- _Aim of the task_:
Scan the records below for lines with the word "以事表情", then state how many you find and nothing else.

- _Data to process_:
● ● ● ● ●

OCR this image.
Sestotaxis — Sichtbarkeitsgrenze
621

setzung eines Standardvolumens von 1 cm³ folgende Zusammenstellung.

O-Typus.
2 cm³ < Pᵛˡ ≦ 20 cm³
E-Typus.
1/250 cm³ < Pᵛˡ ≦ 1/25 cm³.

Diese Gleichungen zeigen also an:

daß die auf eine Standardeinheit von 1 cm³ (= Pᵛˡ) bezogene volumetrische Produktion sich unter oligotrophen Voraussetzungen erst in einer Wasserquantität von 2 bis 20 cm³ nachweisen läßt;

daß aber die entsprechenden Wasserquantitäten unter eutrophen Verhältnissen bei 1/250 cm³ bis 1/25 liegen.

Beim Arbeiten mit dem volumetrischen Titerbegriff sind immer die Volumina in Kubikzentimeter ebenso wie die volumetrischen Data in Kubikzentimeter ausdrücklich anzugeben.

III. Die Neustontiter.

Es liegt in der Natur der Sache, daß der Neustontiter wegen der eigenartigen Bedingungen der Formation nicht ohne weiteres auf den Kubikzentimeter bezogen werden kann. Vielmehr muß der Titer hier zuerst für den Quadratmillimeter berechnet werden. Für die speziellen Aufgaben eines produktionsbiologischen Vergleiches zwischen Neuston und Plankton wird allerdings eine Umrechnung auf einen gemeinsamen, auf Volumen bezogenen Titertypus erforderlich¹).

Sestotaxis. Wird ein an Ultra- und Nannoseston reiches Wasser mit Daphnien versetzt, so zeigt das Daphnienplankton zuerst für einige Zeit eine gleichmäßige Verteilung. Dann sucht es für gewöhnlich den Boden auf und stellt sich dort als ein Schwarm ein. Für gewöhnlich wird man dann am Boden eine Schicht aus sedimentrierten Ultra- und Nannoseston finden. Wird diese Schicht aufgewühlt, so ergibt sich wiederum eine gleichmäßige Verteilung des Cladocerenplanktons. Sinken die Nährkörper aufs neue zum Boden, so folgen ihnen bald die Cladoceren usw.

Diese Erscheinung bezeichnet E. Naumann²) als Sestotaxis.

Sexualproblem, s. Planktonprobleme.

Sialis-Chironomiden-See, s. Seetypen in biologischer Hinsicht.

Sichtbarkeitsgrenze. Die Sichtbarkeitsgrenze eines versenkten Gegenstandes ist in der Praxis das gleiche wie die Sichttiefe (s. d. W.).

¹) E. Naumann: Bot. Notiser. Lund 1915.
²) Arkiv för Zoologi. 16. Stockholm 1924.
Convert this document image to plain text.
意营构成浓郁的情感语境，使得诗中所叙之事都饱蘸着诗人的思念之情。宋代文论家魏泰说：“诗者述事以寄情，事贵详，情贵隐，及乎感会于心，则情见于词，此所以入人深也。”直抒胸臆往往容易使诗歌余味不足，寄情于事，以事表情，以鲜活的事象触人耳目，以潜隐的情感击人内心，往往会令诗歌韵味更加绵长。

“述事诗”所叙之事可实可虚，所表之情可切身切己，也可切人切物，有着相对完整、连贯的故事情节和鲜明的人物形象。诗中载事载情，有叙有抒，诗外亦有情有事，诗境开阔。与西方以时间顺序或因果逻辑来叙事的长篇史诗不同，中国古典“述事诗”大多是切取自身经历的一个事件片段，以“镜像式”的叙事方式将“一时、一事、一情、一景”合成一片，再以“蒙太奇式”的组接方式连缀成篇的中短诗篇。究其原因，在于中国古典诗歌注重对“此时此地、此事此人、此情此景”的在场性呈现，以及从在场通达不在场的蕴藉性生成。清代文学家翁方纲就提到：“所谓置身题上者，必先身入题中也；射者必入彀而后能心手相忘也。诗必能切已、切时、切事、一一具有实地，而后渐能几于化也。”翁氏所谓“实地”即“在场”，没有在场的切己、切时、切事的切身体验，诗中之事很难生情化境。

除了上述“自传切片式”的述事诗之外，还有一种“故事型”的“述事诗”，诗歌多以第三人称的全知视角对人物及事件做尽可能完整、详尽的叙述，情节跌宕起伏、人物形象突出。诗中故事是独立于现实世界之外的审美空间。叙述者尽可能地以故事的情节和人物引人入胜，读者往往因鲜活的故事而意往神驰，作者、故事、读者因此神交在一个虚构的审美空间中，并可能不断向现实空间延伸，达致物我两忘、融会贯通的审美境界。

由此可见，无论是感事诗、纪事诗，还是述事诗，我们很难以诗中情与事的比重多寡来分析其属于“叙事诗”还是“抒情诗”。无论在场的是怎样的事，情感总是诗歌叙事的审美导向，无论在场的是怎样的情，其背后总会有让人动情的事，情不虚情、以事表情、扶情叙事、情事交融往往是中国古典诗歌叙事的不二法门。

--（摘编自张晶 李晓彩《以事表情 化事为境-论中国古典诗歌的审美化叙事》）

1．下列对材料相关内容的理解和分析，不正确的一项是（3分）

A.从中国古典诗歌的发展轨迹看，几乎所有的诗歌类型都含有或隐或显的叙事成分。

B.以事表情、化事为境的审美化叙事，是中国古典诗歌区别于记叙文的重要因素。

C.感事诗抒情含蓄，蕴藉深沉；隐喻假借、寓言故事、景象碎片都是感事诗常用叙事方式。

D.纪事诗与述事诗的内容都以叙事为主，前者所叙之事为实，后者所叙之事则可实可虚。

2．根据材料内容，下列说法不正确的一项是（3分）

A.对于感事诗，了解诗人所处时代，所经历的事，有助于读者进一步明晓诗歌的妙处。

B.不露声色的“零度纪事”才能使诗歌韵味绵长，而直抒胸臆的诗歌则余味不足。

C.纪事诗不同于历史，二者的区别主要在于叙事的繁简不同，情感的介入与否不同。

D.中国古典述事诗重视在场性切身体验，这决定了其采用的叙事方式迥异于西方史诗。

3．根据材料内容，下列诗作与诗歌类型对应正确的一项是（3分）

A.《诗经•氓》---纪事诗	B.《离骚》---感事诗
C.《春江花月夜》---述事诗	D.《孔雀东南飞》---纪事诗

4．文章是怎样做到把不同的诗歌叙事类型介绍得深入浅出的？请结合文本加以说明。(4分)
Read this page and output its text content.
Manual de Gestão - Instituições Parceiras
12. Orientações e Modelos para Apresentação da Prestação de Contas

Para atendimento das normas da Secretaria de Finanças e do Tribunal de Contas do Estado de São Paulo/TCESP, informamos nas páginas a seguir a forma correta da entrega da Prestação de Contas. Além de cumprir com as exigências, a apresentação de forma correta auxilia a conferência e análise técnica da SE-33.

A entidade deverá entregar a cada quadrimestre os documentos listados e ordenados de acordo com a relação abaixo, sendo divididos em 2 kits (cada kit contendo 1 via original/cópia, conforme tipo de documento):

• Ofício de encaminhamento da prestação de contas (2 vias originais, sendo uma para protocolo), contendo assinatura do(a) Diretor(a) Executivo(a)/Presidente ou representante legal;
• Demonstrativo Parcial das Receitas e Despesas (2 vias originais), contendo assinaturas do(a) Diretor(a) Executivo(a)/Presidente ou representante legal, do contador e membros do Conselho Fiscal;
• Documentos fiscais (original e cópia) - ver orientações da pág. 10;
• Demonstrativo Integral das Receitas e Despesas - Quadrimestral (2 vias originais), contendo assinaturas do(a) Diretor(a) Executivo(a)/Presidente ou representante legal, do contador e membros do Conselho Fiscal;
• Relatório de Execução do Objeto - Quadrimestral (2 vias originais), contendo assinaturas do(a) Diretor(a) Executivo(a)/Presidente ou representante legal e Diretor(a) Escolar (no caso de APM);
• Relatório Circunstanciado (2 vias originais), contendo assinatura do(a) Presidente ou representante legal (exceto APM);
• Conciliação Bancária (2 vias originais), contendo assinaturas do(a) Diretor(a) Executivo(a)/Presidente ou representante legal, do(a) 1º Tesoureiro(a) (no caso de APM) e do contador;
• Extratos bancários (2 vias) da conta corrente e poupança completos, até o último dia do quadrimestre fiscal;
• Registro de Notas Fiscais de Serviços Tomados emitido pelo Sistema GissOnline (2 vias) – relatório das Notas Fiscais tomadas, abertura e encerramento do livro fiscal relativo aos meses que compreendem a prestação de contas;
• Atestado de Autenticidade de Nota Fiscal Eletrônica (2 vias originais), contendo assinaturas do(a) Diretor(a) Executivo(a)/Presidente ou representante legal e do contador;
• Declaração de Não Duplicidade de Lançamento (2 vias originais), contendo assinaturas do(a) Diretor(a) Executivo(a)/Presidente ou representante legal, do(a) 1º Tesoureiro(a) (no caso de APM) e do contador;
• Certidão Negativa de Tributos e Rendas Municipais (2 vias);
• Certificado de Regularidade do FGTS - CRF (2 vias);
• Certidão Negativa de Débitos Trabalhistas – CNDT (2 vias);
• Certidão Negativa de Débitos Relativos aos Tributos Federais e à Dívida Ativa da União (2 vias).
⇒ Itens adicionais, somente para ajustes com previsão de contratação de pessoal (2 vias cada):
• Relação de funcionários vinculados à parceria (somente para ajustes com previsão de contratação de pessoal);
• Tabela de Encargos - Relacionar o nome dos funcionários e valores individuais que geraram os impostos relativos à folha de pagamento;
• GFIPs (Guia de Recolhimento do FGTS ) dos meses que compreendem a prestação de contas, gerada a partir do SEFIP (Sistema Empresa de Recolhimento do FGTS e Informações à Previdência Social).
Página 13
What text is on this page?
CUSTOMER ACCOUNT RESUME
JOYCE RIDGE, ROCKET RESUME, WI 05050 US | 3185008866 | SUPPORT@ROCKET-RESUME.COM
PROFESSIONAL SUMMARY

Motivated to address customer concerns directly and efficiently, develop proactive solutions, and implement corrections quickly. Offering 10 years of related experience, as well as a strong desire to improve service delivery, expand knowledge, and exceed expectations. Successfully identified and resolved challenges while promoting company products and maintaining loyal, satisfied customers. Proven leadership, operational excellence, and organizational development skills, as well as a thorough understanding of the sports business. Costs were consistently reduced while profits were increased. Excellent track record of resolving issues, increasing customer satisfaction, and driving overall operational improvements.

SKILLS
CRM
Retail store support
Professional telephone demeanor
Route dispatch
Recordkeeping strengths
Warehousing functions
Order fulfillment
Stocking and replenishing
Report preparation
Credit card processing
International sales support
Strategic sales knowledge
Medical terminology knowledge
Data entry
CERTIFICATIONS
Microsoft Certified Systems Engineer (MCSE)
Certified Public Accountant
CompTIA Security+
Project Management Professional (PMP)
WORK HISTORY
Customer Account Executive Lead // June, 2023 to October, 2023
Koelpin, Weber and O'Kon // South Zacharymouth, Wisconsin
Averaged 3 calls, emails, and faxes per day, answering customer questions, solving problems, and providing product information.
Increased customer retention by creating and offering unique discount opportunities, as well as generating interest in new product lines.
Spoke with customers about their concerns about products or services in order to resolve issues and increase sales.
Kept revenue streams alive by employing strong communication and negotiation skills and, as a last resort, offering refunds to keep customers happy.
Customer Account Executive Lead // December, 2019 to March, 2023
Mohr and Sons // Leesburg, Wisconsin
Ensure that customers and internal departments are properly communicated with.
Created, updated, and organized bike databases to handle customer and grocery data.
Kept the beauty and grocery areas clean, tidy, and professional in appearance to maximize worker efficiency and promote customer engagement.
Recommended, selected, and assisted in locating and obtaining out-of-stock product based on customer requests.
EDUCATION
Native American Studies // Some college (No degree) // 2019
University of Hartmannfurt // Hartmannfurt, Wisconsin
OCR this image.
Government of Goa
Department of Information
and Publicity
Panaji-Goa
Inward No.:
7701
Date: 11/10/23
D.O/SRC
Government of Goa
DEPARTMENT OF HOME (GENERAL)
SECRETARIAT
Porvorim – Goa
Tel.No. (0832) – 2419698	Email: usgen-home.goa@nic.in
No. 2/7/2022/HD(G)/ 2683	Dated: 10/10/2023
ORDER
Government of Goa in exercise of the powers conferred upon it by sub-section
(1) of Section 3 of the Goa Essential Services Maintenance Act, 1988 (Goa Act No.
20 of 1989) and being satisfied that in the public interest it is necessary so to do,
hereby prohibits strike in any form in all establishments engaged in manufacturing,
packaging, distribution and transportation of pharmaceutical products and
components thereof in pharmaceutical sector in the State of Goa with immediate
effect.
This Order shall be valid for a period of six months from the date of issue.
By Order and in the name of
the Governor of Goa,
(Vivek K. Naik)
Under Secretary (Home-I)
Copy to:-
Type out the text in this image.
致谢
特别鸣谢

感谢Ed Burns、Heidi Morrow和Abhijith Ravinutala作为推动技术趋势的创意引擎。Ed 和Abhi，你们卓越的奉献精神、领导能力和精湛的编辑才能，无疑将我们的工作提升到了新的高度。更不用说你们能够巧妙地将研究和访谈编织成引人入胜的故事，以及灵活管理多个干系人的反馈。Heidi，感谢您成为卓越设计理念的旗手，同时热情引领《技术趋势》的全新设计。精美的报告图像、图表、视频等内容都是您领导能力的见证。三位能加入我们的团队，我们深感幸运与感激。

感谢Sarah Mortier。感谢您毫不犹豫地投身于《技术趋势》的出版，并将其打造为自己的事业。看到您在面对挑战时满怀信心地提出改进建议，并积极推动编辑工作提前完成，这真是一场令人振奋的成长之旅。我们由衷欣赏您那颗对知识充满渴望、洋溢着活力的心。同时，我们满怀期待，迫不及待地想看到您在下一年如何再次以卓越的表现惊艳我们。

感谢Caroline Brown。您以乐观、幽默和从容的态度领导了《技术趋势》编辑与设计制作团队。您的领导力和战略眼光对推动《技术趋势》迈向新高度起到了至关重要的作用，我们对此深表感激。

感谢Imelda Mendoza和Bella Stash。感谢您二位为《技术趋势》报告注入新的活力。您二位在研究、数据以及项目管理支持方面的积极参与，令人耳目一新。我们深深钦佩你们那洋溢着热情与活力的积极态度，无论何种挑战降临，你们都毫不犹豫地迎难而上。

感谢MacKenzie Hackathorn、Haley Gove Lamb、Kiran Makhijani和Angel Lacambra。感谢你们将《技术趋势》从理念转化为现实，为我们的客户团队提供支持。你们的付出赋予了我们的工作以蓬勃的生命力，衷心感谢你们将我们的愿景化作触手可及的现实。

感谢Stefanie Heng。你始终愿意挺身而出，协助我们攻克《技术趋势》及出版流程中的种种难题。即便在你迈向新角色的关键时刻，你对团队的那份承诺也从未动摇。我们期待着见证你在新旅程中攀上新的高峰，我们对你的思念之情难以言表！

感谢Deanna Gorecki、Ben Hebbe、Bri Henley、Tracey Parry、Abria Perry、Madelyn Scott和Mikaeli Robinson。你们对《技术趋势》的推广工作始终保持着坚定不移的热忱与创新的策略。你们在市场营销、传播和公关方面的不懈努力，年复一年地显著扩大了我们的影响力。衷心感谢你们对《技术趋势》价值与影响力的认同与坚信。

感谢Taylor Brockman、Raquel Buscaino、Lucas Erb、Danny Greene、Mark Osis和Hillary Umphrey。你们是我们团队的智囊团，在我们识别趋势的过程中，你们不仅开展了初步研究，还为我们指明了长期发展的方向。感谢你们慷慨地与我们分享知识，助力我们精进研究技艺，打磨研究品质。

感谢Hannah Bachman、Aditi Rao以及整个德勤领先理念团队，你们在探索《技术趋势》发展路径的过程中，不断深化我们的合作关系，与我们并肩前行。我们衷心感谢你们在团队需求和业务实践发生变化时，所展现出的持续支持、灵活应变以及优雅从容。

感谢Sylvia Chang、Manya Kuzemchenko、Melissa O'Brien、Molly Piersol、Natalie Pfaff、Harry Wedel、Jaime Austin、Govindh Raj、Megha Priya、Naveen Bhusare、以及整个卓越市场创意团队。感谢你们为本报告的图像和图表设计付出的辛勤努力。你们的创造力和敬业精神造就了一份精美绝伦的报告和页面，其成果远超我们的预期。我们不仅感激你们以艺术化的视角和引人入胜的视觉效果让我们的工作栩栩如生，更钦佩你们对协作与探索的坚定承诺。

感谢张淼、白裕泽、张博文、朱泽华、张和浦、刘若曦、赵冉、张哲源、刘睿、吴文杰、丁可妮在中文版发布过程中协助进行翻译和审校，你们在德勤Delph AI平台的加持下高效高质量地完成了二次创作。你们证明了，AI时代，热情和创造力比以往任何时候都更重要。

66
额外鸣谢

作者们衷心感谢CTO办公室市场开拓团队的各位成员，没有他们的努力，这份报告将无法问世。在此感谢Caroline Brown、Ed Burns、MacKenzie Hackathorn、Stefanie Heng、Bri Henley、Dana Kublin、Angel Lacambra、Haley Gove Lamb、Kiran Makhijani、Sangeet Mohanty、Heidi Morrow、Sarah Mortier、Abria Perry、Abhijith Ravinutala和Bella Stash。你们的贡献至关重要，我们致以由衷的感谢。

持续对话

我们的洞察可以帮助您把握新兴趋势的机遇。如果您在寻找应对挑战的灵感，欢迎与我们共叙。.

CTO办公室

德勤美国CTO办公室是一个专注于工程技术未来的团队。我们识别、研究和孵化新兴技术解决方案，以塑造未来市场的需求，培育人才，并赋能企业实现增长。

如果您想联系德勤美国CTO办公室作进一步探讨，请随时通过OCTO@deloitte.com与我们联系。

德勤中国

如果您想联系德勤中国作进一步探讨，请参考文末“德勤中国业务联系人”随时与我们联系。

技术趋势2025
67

● ● ● ● ●

- _Final answer_:
4